_WHAT YOU HAVE TO DO_. From the listing below, extract every line in which the word "dokumendifailide" appears.

_DATA FOR THIS TASK_.
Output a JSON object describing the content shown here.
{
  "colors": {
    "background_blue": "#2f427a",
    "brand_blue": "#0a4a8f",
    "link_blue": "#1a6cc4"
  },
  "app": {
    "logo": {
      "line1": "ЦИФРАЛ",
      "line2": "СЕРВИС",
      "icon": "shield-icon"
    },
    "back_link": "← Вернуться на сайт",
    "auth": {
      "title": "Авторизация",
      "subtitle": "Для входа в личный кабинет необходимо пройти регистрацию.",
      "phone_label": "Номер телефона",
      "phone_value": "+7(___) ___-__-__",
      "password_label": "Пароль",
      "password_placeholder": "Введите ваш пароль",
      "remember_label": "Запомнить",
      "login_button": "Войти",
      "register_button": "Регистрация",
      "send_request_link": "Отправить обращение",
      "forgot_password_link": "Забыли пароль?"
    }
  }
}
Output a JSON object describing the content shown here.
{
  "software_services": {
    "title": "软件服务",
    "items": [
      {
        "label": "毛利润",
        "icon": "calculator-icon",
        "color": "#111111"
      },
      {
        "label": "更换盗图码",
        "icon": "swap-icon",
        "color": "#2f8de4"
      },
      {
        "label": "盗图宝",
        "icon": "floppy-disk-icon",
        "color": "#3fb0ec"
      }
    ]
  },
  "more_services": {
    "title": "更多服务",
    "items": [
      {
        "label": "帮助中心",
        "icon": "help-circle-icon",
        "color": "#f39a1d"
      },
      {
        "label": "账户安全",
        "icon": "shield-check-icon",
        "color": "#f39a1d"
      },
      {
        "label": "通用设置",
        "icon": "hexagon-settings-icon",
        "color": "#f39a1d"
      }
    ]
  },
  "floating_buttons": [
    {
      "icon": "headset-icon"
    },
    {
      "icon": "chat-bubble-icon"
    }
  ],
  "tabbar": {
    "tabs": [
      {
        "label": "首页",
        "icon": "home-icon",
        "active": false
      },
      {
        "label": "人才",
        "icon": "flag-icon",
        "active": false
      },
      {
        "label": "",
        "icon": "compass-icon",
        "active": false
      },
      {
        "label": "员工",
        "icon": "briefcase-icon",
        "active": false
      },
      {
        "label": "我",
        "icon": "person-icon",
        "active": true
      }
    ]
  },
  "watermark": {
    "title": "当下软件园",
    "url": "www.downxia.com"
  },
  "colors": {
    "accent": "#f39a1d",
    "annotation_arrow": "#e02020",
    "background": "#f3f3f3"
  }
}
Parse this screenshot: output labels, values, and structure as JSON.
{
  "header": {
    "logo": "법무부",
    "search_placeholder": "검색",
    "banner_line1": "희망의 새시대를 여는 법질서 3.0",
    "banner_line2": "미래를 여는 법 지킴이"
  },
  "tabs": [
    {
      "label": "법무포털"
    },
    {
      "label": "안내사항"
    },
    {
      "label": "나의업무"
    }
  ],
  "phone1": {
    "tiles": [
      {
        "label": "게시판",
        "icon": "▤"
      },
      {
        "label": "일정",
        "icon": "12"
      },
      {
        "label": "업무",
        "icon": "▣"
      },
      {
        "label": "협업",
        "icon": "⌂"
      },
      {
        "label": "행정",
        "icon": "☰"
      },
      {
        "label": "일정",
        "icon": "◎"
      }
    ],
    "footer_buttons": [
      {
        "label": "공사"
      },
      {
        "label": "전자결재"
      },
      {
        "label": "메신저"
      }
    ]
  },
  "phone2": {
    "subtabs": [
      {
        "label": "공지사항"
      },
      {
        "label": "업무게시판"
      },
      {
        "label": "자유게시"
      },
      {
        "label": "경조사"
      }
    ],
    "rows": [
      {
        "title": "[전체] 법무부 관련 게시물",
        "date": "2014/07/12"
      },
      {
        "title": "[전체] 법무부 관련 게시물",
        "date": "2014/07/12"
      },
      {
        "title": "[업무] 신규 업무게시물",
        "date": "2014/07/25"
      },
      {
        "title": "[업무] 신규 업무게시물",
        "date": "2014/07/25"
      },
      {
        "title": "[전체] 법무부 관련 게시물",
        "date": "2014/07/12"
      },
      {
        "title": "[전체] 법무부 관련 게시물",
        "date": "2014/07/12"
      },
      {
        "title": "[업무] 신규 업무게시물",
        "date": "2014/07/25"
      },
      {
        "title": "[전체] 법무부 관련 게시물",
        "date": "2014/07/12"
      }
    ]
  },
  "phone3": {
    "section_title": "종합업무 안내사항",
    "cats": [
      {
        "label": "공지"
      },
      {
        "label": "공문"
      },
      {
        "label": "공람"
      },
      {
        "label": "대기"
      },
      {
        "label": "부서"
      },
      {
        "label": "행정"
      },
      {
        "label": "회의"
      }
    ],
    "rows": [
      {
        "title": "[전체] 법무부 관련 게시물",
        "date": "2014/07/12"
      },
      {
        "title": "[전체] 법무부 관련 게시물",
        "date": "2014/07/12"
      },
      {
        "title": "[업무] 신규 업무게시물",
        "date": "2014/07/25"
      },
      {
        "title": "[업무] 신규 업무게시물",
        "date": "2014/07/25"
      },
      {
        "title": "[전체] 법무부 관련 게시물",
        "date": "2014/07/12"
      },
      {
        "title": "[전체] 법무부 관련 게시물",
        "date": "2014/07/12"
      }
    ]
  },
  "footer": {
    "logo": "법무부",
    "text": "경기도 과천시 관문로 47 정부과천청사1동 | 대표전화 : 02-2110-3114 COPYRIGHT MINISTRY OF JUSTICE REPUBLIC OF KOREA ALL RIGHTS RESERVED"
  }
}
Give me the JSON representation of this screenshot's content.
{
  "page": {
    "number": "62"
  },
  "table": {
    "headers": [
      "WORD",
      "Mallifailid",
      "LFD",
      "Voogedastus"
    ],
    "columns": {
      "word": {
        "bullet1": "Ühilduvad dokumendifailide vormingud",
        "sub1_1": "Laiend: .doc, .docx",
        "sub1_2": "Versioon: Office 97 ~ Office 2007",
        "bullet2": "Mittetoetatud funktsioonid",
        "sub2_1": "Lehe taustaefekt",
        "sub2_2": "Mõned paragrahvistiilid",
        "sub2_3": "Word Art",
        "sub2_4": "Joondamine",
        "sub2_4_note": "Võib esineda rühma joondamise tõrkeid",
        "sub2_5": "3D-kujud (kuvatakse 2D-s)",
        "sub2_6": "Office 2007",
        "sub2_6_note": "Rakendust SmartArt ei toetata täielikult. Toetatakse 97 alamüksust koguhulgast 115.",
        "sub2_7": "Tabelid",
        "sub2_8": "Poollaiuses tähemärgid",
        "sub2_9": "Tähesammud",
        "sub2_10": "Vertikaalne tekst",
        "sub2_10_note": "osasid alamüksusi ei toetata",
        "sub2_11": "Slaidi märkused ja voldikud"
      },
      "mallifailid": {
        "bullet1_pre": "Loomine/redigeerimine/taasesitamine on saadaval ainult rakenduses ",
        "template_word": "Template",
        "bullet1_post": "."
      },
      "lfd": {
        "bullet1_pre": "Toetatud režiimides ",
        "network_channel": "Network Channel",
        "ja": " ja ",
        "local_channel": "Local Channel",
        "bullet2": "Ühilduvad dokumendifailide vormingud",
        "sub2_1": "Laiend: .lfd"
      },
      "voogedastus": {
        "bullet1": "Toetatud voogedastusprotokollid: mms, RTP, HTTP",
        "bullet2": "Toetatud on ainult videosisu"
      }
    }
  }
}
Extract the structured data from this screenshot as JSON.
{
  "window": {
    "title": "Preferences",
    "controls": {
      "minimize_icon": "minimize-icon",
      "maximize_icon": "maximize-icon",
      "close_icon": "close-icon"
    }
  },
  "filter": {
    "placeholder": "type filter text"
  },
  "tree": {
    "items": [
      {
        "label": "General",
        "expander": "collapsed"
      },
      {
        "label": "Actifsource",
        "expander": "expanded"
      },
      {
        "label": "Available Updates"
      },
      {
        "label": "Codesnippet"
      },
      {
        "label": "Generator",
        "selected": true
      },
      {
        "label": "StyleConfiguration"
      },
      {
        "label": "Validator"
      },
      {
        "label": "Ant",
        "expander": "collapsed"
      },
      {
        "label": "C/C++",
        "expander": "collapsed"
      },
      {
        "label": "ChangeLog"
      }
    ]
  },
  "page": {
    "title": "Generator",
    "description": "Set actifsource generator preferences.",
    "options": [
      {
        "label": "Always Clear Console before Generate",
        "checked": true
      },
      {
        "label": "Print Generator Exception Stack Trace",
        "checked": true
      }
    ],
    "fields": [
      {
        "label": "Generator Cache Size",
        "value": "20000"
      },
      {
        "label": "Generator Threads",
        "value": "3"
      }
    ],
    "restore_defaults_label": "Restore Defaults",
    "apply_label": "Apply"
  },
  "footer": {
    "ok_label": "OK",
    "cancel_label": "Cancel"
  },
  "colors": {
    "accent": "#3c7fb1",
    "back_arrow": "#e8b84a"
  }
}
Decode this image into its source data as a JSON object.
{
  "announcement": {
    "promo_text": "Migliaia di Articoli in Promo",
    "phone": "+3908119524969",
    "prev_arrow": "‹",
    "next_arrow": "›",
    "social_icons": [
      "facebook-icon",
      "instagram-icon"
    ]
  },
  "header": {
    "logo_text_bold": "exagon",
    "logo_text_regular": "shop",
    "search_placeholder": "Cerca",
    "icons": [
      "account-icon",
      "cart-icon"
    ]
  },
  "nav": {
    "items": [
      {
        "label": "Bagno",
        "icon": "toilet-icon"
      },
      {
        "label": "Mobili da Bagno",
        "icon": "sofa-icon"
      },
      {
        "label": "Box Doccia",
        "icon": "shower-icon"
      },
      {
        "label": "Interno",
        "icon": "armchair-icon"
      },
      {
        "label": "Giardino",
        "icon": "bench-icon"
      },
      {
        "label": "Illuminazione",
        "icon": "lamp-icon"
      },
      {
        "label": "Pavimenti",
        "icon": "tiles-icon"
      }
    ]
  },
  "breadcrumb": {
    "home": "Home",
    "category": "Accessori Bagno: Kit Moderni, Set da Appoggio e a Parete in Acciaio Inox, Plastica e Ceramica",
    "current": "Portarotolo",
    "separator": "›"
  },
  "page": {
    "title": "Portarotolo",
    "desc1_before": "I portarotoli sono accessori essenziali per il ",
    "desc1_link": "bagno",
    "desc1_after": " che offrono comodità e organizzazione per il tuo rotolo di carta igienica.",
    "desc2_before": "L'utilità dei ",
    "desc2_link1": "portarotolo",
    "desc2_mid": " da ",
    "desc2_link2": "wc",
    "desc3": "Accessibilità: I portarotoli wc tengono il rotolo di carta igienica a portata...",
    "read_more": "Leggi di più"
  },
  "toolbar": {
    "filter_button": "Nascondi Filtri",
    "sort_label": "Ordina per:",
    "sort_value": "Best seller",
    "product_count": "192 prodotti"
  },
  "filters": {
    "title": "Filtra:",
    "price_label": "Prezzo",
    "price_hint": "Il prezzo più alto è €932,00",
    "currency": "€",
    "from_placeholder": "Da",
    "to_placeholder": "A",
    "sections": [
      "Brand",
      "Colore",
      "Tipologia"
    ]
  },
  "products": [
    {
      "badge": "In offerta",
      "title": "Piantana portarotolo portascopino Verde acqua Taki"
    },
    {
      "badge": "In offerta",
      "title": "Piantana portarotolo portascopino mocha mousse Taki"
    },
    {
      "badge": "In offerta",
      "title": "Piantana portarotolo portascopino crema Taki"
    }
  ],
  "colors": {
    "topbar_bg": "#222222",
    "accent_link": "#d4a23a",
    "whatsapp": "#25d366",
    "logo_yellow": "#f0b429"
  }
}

_WRITTEN SOLUTION_.
        "bullet1": "Ühilduvad dokumendifailide vormingud",
        "bullet2": "Ühilduvad dokumendifailide vormingud",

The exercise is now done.